• **Material provided**
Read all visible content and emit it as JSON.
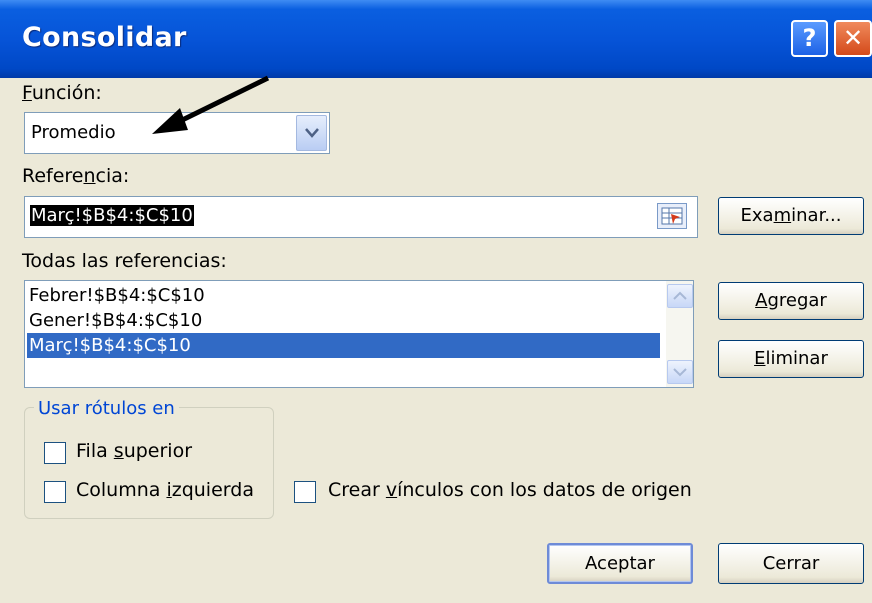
{
  "window": {
    "title": "Consolidar",
    "help_glyph": "?",
    "close_glyph": "✕"
  },
  "funcion": {
    "label_first": "F",
    "label_rest": "unción:",
    "value": "Promedio"
  },
  "referencia": {
    "label_pre": "Refere",
    "label_ul": "n",
    "label_post": "cia:",
    "value": "Març!$B$4:$C$10"
  },
  "browse": {
    "pre": "Exa",
    "ul": "m",
    "post": "inar..."
  },
  "todas": {
    "label": "Todas las referencias:",
    "items": [
      "Febrer!$B$4:$C$10",
      "Gener!$B$4:$C$10",
      "Març!$B$4:$C$10"
    ],
    "selected_index": 2
  },
  "agregar": {
    "ul": "A",
    "post": "gregar"
  },
  "eliminar": {
    "ul": "E",
    "post": "liminar"
  },
  "usar": {
    "legend": "Usar rótulos en",
    "fila_pre": "Fila ",
    "fila_ul": "s",
    "fila_post": "uperior",
    "col_pre": "Columna ",
    "col_ul": "i",
    "col_post": "zquierda"
  },
  "vinculos": {
    "pre": "Crear ",
    "ul": "v",
    "post": "ínculos con los datos de origen"
  },
  "aceptar": "Aceptar",
  "cerrar": "Cerrar",
  "colors": {
    "titlebar": "#0654d8",
    "selection": "#316ac5",
    "dialog_bg": "#ece9d8"
  }
}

• **Stated problem**
Reproduce all of the material above word for word. Omit the pictures.

• **Finished exercise**
Read all visible content and emit it as JSON.
{
  "window": {
    "title": "Consolidar",
    "help_glyph": "?",
    "close_glyph": "✕"
  },
  "funcion": {
    "label_first": "F",
    "label_rest": "unción:",
    "value": "Promedio"
  },
  "referencia": {
    "label_pre": "Refere",
    "label_ul": "n",
    "label_post": "cia:",
    "value": "Març!$B$4:$C$10"
  },
  "browse": {
    "pre": "Exa",
    "ul": "m",
    "post": "inar..."
  },
  "todas": {
    "label": "Todas las referencias:",
    "items": [
      "Febrer!$B$4:$C$10",
      "Gener!$B$4:$C$10",
      "Març!$B$4:$C$10"
    ],
    "selected_index": 2
  },
  "agregar": {
    "ul": "A",
    "post": "gregar"
  },
  "eliminar": {
    "ul": "E",
    "post": "liminar"
  },
  "usar": {
    "legend": "Usar rótulos en",
    "fila_pre": "Fila ",
    "fila_ul": "s",
    "fila_post": "uperior",
    "col_pre": "Columna ",
    "col_ul": "i",
    "col_post": "zquierda"
  },
  "vinculos": {
    "pre": "Crear ",
    "ul": "v",
    "post": "ínculos con los datos de origen"
  },
  "aceptar": "Aceptar",
  "cerrar": "Cerrar",
  "colors": {
    "titlebar": "#0654d8",
    "selection": "#316ac5",
    "dialog_bg": "#ece9d8"
  }
}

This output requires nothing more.